Instructions to follow
Extract the lines starting with the line containing "notice-line-1: 1. bbox=[259, 86, 272, 101]" and going on through the line containing "cert-test-button[interactable]: 证书测试 bbox=[1028, 32, 1083, 54]", and reproduce them verbatim.

Labeled region entries:
========================
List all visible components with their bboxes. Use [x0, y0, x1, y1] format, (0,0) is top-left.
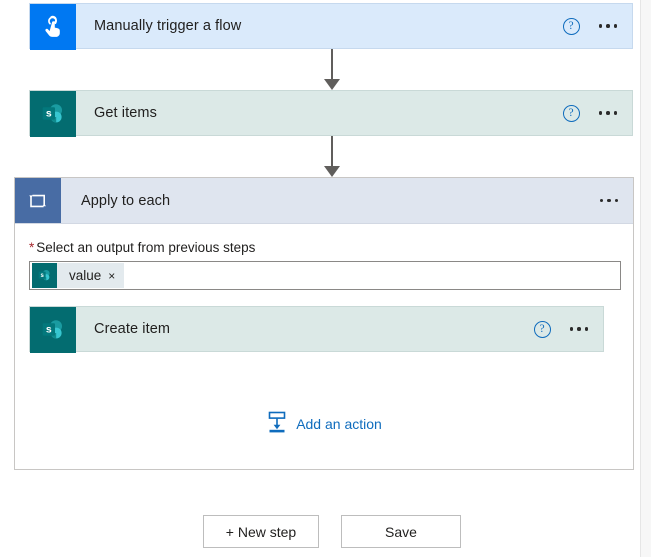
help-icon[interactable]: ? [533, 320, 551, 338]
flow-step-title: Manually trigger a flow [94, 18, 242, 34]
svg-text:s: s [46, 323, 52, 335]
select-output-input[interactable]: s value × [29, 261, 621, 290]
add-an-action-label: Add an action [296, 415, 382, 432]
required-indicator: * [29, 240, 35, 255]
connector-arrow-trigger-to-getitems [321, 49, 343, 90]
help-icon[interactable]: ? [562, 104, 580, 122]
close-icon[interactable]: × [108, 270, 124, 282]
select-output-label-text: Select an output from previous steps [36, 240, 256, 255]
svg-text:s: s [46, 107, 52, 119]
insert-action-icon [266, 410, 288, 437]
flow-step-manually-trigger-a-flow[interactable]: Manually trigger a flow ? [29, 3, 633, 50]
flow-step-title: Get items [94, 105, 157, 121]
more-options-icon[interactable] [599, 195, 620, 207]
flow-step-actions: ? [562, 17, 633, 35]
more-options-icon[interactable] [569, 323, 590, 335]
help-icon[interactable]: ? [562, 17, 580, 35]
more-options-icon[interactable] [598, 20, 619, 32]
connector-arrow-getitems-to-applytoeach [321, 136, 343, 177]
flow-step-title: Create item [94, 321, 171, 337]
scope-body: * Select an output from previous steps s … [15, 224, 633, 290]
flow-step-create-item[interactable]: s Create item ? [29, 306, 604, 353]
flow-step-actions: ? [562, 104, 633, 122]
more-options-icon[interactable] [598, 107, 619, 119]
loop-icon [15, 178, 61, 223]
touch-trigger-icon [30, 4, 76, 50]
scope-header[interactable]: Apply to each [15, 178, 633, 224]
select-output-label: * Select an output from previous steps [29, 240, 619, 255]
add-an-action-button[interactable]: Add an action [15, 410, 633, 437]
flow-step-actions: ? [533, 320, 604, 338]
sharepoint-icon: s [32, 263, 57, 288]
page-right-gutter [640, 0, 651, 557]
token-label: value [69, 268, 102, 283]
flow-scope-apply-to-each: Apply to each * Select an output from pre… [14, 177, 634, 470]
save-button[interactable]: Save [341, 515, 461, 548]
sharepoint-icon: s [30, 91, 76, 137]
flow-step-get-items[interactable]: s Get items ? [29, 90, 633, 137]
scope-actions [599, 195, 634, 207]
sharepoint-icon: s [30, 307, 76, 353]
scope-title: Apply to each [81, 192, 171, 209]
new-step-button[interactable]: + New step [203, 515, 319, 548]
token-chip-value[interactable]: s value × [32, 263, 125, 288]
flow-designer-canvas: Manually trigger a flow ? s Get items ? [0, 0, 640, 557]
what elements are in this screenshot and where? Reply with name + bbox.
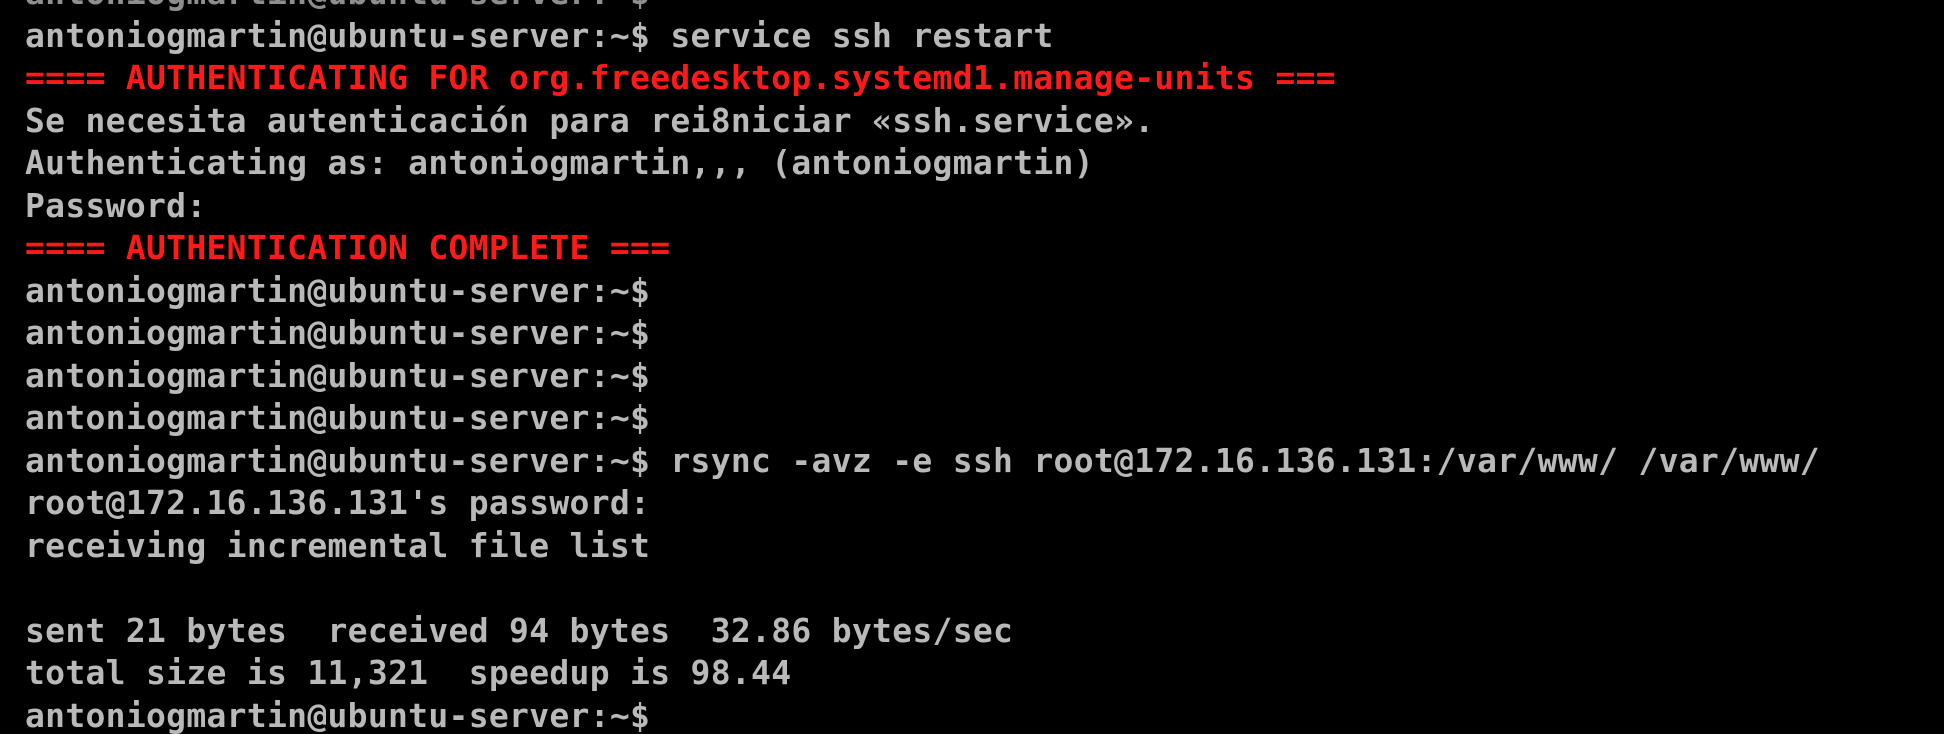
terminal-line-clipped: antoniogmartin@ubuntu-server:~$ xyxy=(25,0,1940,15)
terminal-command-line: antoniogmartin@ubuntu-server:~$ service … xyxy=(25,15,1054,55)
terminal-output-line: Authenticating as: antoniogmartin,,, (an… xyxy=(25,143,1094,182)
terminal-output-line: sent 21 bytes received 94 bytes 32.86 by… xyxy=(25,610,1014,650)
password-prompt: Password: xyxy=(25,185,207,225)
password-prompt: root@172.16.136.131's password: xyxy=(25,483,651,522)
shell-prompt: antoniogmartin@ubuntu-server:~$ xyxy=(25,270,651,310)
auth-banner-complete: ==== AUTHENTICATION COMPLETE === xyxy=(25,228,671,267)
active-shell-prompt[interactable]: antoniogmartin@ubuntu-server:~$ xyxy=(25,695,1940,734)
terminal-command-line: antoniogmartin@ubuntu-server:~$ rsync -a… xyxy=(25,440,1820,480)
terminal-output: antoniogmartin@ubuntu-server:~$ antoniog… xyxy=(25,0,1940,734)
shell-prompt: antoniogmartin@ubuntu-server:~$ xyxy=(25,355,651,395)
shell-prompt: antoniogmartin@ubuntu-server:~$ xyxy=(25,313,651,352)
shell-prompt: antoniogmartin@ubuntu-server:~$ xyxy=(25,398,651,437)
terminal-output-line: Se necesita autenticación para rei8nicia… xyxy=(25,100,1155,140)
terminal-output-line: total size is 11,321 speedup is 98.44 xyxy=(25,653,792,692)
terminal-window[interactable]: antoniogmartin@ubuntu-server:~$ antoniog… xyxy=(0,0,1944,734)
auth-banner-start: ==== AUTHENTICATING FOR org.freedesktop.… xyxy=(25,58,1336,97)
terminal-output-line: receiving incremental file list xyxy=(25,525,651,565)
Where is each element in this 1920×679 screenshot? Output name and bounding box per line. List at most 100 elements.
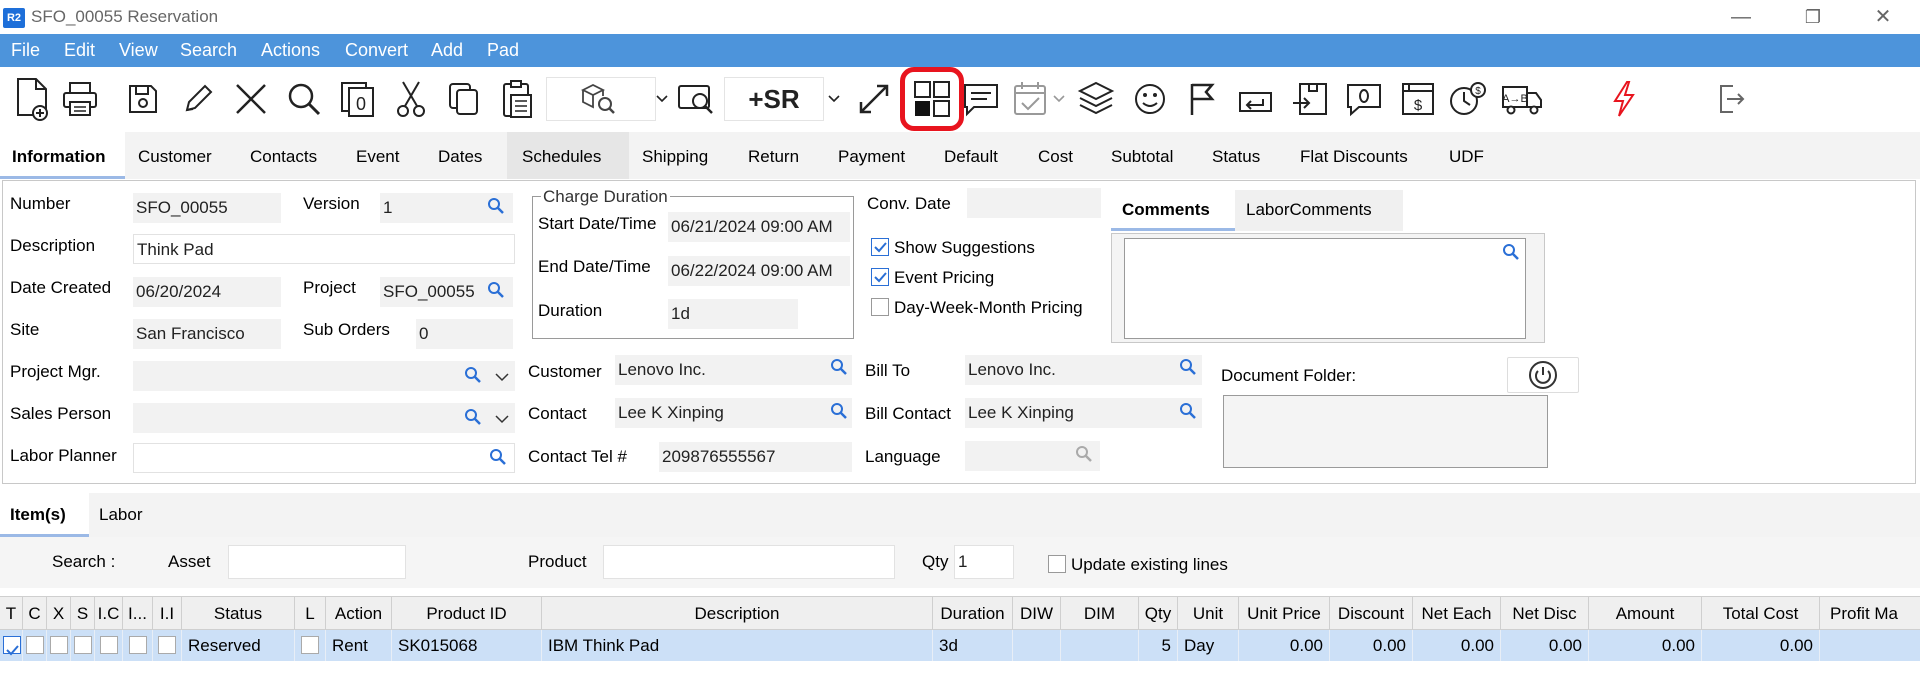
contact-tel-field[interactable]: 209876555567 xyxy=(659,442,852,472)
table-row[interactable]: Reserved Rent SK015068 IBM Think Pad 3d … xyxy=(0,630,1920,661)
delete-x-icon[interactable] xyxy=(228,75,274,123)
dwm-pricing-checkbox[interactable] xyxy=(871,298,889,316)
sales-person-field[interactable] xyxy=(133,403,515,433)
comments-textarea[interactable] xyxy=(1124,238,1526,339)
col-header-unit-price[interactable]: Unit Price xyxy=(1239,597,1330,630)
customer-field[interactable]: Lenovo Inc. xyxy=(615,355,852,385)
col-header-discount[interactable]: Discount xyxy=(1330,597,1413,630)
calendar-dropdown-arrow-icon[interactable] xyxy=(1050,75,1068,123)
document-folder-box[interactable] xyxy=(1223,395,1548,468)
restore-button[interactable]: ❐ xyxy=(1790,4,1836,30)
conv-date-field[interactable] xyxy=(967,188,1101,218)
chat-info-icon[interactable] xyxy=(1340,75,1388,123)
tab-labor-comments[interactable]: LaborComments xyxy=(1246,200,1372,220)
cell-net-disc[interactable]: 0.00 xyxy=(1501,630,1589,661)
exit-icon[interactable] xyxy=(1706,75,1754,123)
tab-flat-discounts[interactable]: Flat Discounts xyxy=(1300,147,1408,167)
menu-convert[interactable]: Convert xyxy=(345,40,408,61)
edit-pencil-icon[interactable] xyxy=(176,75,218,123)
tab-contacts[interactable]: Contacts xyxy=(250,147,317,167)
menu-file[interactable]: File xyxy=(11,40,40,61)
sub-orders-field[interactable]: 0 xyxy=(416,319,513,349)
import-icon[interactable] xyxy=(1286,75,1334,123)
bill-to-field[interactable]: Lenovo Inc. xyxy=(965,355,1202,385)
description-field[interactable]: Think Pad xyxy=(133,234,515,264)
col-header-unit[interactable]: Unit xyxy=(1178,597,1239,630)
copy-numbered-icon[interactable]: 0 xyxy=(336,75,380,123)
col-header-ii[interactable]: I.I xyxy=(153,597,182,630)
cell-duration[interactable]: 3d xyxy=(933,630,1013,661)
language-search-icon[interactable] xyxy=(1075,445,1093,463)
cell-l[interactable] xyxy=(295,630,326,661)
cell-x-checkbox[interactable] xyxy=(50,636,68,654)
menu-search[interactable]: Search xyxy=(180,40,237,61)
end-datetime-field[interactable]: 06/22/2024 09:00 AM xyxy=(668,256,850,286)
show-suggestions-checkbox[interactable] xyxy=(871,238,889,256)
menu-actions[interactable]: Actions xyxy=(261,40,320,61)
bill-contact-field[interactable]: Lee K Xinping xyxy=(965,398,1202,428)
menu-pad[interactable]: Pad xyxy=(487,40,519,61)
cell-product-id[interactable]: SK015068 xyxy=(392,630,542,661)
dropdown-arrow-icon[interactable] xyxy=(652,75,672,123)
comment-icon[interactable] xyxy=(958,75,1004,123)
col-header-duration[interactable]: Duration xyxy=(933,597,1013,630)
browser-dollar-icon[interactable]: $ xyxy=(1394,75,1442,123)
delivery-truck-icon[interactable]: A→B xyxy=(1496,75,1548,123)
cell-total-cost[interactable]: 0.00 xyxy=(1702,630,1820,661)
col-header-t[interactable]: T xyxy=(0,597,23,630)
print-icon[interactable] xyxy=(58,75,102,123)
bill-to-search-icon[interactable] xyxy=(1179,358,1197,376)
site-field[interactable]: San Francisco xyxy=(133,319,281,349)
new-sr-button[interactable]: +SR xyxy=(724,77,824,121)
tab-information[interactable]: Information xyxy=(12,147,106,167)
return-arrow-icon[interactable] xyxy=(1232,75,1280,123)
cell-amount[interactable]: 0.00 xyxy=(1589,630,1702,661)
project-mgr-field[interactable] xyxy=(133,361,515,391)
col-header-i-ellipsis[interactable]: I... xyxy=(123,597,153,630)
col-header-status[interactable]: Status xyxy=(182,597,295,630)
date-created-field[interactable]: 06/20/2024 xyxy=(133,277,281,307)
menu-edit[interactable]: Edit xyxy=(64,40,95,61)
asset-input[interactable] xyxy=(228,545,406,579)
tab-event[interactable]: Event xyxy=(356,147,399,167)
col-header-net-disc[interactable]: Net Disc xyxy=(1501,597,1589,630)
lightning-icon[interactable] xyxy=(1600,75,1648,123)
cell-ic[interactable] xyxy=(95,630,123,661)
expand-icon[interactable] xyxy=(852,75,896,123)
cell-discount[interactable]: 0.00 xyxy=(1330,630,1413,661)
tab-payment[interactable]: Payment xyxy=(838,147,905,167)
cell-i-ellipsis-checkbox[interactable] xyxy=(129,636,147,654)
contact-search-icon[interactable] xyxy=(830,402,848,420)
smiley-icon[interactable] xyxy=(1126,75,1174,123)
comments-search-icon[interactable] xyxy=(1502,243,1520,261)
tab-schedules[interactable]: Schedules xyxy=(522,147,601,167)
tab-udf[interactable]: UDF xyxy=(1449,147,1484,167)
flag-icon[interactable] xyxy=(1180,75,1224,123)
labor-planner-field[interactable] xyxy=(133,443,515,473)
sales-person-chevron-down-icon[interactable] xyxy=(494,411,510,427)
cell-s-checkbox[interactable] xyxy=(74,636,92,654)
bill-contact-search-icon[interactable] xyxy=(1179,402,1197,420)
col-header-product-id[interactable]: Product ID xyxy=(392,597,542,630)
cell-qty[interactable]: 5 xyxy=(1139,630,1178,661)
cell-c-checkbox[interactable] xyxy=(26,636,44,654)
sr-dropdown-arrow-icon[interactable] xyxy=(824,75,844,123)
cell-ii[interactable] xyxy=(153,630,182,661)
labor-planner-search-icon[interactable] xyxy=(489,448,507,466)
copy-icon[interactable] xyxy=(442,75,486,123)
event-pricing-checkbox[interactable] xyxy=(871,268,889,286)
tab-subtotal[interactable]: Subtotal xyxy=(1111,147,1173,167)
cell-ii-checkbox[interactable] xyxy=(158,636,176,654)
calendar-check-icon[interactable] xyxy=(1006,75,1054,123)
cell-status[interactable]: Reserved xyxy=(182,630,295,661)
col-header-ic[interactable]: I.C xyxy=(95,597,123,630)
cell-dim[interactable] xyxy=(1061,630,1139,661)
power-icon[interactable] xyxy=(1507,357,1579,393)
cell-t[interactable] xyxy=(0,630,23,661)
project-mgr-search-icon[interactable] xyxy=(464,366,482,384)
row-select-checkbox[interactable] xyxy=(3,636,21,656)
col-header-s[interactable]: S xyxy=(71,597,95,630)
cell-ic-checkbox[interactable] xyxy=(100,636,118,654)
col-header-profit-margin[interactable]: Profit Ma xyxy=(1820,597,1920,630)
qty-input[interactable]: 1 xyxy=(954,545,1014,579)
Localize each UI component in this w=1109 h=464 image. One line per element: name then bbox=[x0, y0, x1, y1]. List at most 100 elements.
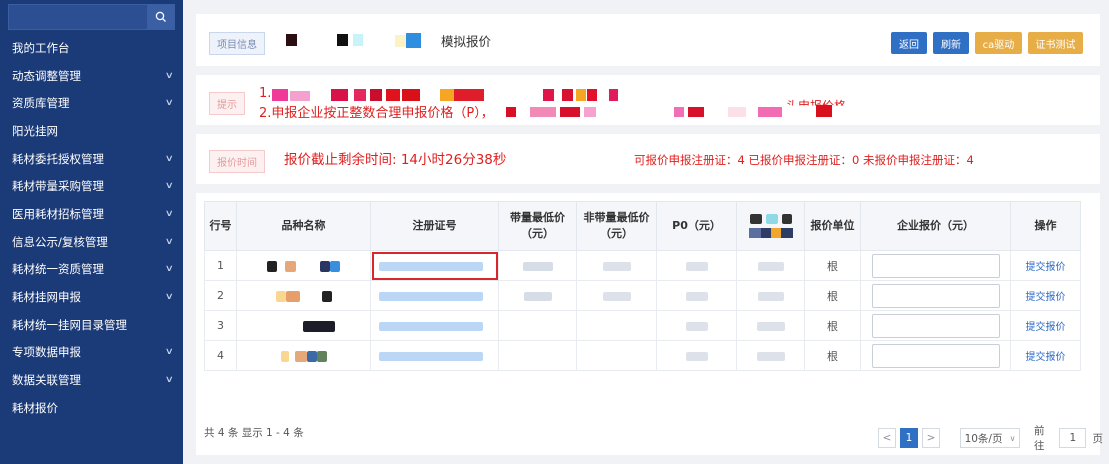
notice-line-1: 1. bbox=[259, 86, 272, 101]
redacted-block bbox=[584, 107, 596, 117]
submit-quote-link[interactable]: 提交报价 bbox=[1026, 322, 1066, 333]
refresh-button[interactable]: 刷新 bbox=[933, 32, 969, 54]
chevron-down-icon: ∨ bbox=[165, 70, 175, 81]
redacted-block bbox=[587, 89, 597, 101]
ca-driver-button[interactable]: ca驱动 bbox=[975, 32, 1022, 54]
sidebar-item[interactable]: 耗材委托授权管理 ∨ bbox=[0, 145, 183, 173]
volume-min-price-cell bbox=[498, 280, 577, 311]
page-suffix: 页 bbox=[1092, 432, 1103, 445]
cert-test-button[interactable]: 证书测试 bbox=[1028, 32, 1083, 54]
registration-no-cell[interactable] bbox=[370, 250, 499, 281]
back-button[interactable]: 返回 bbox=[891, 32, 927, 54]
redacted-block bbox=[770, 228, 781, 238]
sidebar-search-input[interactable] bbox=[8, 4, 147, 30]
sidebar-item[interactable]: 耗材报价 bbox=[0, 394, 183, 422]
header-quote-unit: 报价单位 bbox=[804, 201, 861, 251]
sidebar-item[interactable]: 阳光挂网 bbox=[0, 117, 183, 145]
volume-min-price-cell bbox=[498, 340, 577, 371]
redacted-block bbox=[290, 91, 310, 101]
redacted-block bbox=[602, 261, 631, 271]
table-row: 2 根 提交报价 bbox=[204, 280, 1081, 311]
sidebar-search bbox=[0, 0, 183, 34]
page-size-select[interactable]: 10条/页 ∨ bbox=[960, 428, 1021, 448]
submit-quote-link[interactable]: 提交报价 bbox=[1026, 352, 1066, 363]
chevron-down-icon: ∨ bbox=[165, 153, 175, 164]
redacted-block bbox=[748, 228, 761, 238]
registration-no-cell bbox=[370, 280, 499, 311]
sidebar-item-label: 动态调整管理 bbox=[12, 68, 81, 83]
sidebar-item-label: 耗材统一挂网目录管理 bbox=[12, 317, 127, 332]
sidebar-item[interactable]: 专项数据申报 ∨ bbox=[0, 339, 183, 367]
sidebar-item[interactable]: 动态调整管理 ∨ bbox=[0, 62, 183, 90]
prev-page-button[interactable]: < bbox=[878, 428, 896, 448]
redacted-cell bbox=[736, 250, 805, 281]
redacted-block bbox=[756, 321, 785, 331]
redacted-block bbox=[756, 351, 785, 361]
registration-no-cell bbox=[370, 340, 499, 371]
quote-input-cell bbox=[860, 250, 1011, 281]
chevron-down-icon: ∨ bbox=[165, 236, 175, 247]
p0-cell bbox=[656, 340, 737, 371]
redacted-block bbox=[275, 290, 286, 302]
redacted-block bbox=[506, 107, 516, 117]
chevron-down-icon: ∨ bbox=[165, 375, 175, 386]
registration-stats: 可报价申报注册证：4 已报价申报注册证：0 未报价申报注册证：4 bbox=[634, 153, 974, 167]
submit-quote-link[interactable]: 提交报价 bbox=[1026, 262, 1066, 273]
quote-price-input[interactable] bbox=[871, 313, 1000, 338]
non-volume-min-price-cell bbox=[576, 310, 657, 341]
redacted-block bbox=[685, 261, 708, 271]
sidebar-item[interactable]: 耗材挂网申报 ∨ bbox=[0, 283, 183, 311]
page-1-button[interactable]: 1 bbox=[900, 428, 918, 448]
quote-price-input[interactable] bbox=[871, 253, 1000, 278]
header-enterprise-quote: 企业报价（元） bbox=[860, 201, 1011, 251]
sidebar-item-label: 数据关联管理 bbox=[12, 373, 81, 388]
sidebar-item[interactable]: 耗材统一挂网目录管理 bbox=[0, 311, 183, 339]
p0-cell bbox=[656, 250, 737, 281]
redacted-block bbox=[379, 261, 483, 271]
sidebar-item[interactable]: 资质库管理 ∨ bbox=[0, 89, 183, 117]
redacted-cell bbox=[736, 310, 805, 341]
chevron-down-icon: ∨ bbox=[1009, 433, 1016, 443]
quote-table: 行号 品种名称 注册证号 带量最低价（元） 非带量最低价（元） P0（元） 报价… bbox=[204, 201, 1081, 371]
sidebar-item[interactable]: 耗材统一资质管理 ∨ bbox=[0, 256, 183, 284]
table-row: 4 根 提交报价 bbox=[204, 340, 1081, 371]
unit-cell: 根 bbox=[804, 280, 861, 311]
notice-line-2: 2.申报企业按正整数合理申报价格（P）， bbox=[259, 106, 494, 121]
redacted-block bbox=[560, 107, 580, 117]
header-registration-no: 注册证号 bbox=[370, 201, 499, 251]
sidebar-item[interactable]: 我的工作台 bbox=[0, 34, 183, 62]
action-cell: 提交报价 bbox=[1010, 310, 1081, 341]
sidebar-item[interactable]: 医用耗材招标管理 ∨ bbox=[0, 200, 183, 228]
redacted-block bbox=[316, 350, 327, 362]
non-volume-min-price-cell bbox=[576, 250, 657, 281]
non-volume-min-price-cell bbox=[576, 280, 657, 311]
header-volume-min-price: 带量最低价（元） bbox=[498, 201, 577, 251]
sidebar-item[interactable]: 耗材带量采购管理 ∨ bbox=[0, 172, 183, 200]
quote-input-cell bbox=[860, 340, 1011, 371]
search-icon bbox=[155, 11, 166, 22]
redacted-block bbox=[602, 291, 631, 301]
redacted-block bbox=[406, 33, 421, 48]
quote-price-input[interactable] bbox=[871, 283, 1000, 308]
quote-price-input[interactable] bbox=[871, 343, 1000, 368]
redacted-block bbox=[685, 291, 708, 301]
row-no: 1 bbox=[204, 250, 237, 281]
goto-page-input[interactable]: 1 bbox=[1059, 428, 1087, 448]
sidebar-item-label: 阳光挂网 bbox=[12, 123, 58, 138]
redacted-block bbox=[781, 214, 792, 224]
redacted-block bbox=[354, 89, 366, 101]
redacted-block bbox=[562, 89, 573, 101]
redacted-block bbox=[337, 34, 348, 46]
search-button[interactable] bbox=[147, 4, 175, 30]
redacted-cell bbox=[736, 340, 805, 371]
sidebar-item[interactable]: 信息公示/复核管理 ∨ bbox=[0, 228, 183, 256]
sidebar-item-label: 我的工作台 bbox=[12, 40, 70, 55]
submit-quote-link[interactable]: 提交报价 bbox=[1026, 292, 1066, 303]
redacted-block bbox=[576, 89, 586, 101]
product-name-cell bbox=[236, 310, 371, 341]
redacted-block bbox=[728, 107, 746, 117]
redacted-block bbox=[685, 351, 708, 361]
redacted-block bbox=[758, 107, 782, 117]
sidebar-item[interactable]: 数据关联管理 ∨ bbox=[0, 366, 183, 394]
========================
Result of this task
notice-line-1: 1. bbox=[259, 86, 272, 101]
redacted-block bbox=[584, 107, 596, 117]
submit-quote-link[interactable]: 提交报价 bbox=[1026, 322, 1066, 333]
refresh-button[interactable]: 刷新 bbox=[933, 32, 969, 54]
chevron-down-icon: ∨ bbox=[165, 70, 175, 81]
redacted-block bbox=[587, 89, 597, 101]
ca-driver-button[interactable]: ca驱动 bbox=[975, 32, 1022, 54]
sidebar-item[interactable]: 耗材委托授权管理 ∨ bbox=[0, 145, 183, 173]
volume-min-price-cell bbox=[498, 280, 577, 311]
page-suffix: 页 bbox=[1092, 432, 1103, 445]
cert-test-button[interactable]: 证书测试 bbox=[1028, 32, 1083, 54]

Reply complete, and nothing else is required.